Directive: Quote the data below in full, minus the images.

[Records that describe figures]
* Begin *

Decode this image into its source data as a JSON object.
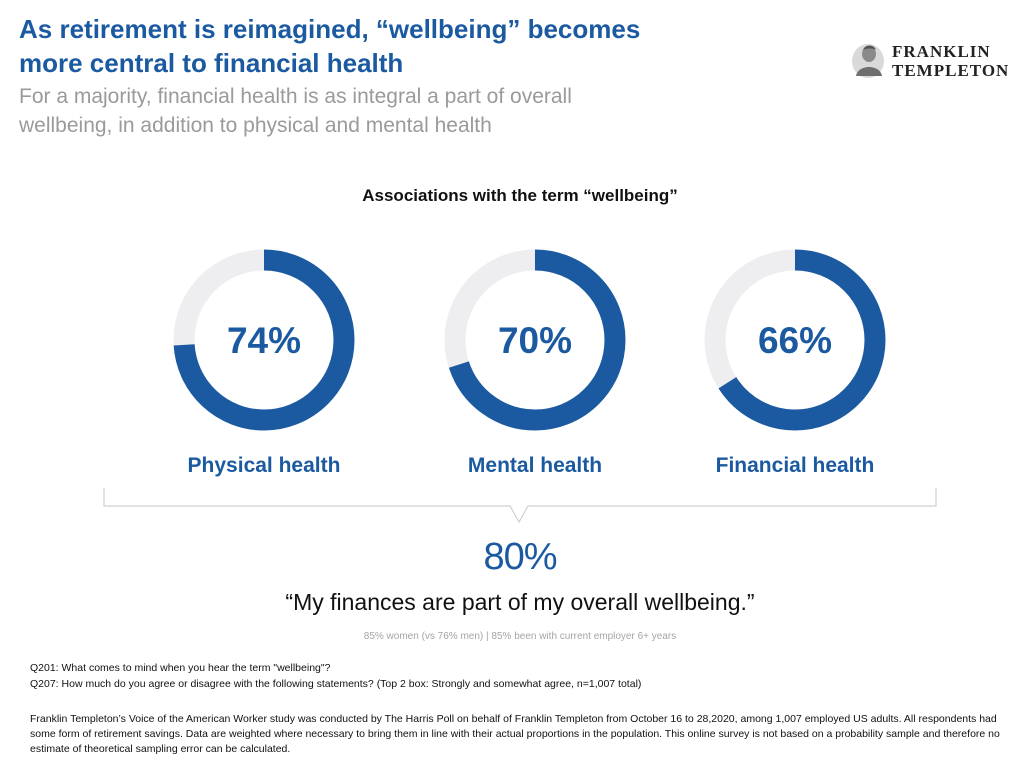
{
  "header": {
    "title_line1": "As retirement is reimagined, “wellbeing” becomes",
    "title_line2": "more central to financial health",
    "subtitle_line1": "For a majority, financial health is as integral a part of overall",
    "subtitle_line2": "wellbeing, in addition to physical and mental health"
  },
  "logo": {
    "line1": "FRANKLIN",
    "line2": "TEMPLETON"
  },
  "colors": {
    "accent": "#1b5aa0",
    "track": "#eeeef0",
    "muted": "#9a9a9a"
  },
  "chart_data": {
    "type": "donut",
    "title": "Associations with the term “wellbeing”",
    "categories": [
      "Physical health",
      "Mental health",
      "Financial health"
    ],
    "values": [
      74,
      70,
      66
    ],
    "value_labels": [
      "74%",
      "70%",
      "66%"
    ],
    "unit": "%",
    "max": 100
  },
  "stat": {
    "value": "80%",
    "quote": "“My finances are part of my overall wellbeing.”",
    "note": "85% women (vs 76% men) | 85% been with current employer 6+ years"
  },
  "footnotes": {
    "q201": "Q201: What comes to mind when you hear the term \"wellbeing\"?",
    "q207": "Q207: How much do you agree or disagree with the following statements? (Top 2 box: Strongly and somewhat agree, n=1,007 total)",
    "methodology": "Franklin Templeton’s Voice of the American Worker study was conducted by The Harris Poll on behalf of Franklin Templeton from October 16 to 28,2020, among 1,007 employed US adults. All respondents had some form of retirement savings. Data are weighted where necessary to bring them in line with their actual proportions in the population. This online survey is not based on a probability sample and therefore no estimate of theoretical sampling error can be calculated."
  }
}
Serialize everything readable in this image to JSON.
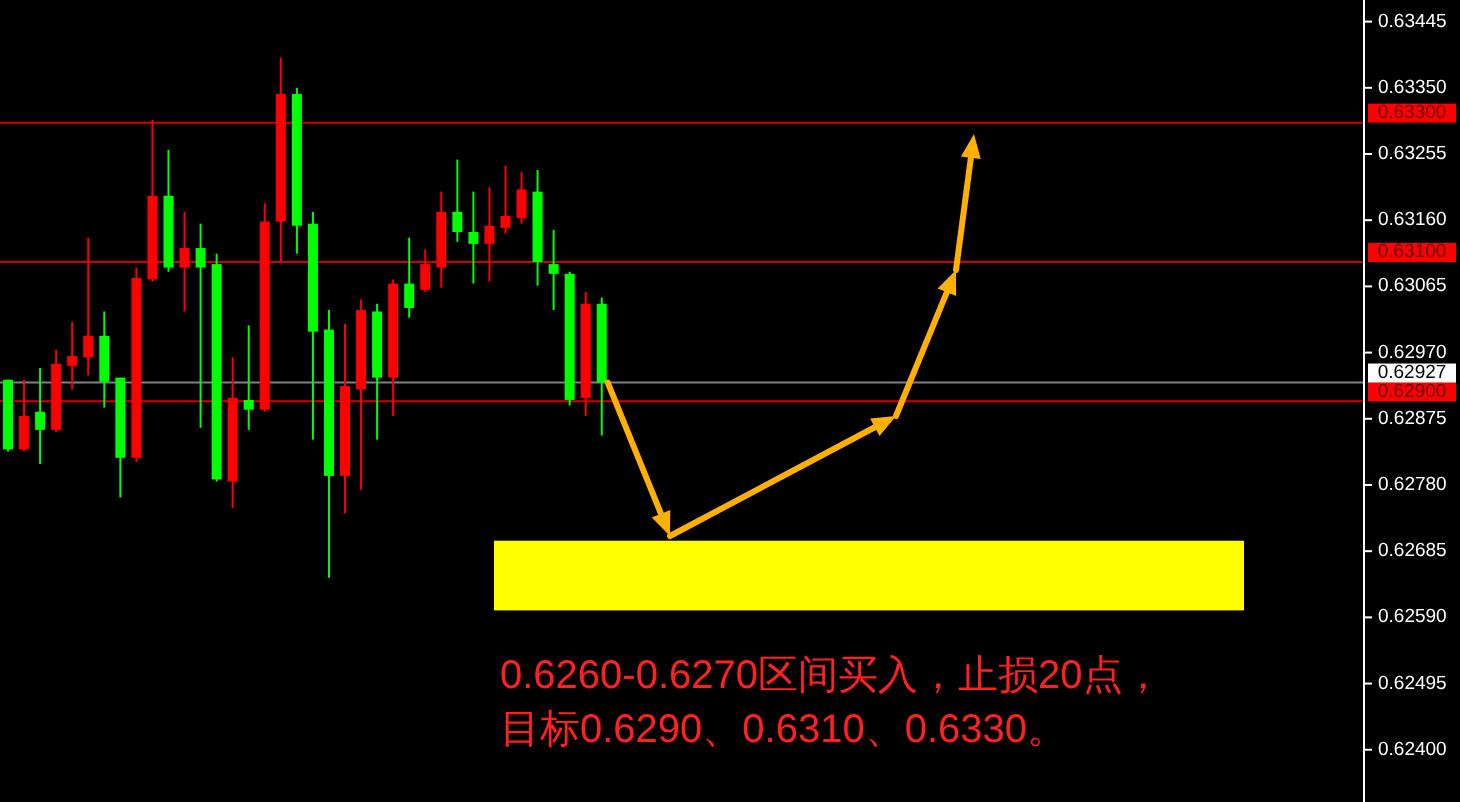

* End *

Completed task:
Decode this image into its source data as a JSON object.
{
  "header": {
    "title_line1": "As retirement is reimagined, “wellbeing” becomes",
    "title_line2": "more central to financial health",
    "subtitle_line1": "For a majority, financial health is as integral a part of overall",
    "subtitle_line2": "wellbeing, in addition to physical and mental health"
  },
  "logo": {
    "line1": "FRANKLIN",
    "line2": "TEMPLETON"
  },
  "colors": {
    "accent": "#1b5aa0",
    "track": "#eeeef0",
    "muted": "#9a9a9a"
  },
  "chart_data": {
    "type": "donut",
    "title": "Associations with the term “wellbeing”",
    "categories": [
      "Physical health",
      "Mental health",
      "Financial health"
    ],
    "values": [
      74,
      70,
      66
    ],
    "value_labels": [
      "74%",
      "70%",
      "66%"
    ],
    "unit": "%",
    "max": 100
  },
  "stat": {
    "value": "80%",
    "quote": "“My finances are part of my overall wellbeing.”",
    "note": "85% women (vs 76% men) | 85% been with current employer 6+ years"
  },
  "footnotes": {
    "q201": "Q201: What comes to mind when you hear the term \"wellbeing\"?",
    "q207": "Q207: How much do you agree or disagree with the following statements? (Top 2 box: Strongly and somewhat agree, n=1,007 total)",
    "methodology": "Franklin Templeton’s Voice of the American Worker study was conducted by The Harris Poll on behalf of Franklin Templeton from October 16 to 28,2020, among 1,007 employed US adults. All respondents had some form of retirement savings. Data are weighted where necessary to bring them in line with their actual proportions in the population. This online survey is not based on a probability sample and therefore no estimate of theoretical sampling error can be calculated."
  }
}
Serialize everything readable in this image to JSON.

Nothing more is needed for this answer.